[Data entries]

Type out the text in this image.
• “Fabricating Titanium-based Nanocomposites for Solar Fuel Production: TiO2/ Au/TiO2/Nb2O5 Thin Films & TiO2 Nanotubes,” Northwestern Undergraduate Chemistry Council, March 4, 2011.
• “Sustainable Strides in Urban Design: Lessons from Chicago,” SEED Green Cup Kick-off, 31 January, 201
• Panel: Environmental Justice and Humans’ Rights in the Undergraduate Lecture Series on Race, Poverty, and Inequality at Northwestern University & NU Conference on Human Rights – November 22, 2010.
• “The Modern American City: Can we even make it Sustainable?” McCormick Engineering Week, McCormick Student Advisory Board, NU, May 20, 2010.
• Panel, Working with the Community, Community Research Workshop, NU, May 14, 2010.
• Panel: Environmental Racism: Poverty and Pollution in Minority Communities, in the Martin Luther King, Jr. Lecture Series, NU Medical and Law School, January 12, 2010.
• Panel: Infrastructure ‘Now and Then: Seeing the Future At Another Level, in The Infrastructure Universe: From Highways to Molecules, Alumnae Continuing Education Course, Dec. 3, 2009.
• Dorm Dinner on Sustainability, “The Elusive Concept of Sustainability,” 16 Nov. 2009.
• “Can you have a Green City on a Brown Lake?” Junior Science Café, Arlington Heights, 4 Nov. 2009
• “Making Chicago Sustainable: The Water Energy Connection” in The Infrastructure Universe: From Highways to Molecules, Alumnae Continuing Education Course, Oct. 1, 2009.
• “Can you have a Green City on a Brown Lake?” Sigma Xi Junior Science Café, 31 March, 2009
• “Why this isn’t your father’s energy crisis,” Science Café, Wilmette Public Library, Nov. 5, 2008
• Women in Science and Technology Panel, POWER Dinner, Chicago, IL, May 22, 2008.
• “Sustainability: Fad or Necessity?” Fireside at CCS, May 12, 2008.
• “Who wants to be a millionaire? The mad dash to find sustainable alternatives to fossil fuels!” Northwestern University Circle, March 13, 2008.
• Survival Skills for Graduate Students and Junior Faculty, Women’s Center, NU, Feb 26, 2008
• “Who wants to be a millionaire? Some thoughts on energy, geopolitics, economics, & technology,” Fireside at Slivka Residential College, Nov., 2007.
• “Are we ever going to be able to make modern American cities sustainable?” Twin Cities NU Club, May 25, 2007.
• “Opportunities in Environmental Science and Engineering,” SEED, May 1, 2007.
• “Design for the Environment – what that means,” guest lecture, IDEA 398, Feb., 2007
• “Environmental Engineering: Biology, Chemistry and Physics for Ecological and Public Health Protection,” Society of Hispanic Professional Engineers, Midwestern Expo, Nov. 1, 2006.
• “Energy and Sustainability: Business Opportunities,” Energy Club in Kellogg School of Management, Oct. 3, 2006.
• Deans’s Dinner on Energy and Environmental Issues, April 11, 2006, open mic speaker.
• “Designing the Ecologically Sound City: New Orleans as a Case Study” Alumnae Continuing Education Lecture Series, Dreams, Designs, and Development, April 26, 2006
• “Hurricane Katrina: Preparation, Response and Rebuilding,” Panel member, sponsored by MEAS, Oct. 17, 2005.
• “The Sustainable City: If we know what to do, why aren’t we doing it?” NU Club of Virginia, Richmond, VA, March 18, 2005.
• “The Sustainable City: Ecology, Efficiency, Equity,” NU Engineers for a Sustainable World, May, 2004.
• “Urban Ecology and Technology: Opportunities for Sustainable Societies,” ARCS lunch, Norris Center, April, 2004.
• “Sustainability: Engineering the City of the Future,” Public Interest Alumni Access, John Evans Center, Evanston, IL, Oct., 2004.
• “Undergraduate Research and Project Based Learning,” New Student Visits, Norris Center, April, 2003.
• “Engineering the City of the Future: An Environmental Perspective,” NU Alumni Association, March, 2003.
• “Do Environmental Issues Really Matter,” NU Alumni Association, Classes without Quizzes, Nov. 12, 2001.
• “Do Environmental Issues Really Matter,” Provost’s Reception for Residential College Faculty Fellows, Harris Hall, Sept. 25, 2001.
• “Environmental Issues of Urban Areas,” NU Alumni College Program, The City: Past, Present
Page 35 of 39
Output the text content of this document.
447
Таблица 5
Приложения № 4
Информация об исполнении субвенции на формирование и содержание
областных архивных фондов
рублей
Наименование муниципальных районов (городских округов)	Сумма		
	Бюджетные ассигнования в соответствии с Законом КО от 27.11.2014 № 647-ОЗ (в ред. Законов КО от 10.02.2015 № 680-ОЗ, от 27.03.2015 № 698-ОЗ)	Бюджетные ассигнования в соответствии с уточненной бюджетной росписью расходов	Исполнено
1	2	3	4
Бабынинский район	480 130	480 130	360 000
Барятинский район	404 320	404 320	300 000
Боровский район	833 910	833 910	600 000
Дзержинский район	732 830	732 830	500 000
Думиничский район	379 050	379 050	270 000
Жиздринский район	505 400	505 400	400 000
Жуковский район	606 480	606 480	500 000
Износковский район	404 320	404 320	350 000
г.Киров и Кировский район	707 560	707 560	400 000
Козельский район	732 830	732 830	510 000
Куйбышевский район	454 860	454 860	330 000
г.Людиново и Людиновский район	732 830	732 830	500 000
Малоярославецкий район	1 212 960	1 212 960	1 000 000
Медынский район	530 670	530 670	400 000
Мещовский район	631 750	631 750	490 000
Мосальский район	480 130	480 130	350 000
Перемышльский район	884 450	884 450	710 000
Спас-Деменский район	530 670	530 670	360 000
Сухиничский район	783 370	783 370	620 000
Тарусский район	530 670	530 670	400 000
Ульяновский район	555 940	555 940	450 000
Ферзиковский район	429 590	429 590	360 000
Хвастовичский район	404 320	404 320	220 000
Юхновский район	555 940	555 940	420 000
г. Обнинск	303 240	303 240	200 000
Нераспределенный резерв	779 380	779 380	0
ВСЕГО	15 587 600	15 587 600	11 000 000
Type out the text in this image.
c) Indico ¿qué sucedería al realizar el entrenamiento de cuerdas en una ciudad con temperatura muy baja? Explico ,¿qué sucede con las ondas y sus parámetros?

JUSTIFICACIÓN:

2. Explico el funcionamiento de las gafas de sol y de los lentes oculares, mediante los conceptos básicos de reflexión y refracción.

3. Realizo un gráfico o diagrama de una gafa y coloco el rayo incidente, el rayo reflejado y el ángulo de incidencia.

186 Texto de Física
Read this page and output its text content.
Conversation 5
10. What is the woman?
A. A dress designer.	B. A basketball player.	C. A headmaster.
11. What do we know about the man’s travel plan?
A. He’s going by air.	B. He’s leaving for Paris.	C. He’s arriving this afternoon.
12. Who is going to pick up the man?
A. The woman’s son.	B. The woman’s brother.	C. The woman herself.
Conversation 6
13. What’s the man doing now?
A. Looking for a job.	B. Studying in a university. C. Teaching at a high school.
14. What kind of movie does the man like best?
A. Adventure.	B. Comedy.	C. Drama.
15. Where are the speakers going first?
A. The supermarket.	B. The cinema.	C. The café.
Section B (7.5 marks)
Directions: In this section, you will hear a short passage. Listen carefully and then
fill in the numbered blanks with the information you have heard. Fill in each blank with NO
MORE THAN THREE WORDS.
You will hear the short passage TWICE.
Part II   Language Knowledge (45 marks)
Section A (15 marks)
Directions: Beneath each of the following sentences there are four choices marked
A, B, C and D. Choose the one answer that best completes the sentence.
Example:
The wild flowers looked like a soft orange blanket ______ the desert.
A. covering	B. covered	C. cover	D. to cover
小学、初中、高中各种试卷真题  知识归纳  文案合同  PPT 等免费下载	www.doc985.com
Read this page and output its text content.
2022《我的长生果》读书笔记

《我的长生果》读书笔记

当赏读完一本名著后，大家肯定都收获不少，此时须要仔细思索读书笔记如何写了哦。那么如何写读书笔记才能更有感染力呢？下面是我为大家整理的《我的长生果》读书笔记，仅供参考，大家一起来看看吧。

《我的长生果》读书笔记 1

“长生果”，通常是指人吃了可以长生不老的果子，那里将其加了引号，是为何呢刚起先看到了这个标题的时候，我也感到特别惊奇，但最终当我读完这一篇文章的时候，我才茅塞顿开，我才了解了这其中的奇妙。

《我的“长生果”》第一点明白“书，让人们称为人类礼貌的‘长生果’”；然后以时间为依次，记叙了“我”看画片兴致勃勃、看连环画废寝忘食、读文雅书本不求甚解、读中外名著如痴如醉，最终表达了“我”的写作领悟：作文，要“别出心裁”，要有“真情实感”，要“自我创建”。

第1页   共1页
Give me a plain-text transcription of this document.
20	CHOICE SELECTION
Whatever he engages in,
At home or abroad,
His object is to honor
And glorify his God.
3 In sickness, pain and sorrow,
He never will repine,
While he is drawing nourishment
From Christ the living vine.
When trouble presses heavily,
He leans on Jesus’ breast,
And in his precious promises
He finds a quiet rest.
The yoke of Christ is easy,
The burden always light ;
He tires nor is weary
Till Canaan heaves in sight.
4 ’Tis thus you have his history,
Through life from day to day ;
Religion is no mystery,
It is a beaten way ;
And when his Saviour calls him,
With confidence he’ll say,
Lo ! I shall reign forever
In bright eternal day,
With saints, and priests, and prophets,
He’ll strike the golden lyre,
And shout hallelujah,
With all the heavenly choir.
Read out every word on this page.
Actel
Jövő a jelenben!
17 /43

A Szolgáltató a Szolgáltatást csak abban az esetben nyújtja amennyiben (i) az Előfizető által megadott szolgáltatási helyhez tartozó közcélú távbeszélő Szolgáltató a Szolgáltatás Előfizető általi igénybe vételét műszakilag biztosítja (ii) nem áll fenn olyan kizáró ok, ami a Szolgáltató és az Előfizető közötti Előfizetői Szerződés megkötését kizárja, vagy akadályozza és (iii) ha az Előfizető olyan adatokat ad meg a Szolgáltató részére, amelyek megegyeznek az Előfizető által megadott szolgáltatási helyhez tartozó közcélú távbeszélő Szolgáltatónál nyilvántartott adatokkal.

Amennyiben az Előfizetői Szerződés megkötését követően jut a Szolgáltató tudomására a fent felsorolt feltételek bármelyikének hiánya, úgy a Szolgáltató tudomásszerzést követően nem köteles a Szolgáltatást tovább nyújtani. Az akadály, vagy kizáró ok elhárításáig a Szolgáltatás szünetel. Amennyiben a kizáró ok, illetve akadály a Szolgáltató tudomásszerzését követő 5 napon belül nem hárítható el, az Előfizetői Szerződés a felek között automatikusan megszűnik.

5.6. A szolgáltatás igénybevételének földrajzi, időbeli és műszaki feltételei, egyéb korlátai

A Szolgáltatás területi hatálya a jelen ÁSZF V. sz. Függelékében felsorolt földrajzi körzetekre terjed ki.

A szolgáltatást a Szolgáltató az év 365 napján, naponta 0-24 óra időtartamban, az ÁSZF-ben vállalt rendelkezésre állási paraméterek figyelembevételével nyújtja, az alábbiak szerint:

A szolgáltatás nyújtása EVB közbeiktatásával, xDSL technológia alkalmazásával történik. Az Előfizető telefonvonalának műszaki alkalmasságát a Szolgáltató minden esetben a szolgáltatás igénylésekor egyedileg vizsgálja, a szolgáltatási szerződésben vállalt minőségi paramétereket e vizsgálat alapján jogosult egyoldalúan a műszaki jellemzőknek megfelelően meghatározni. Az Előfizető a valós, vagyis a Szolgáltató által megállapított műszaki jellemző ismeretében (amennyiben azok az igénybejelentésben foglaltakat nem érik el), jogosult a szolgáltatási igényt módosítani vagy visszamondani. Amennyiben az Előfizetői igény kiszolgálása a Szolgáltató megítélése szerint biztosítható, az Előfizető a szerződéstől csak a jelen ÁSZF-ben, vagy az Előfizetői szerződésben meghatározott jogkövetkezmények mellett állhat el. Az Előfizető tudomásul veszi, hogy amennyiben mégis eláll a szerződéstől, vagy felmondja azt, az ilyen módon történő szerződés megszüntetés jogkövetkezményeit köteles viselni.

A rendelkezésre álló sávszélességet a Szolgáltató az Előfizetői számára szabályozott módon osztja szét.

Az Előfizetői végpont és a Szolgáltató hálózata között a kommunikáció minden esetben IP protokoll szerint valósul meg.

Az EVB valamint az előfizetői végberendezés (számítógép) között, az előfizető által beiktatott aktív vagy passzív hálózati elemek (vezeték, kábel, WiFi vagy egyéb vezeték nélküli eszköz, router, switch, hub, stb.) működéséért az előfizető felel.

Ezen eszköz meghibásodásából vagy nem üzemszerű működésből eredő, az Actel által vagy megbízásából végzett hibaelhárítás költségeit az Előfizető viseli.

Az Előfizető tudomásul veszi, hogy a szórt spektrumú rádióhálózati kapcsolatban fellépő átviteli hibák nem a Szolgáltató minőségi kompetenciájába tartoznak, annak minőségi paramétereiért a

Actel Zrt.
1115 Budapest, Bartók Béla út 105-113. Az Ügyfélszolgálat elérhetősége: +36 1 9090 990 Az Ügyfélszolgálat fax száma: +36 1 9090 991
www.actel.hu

Description of the task:
Select and copy each line from the data that includes the word "Faculty".

Full solution:
• Survival Skills for Graduate Students and Junior Faculty, Women’s Center, NU, Feb 26, 2008
• “Do Environmental Issues Really Matter,” Provost’s Reception for Residential College Faculty Fellows, Harris Hall, Sept. 25, 2001.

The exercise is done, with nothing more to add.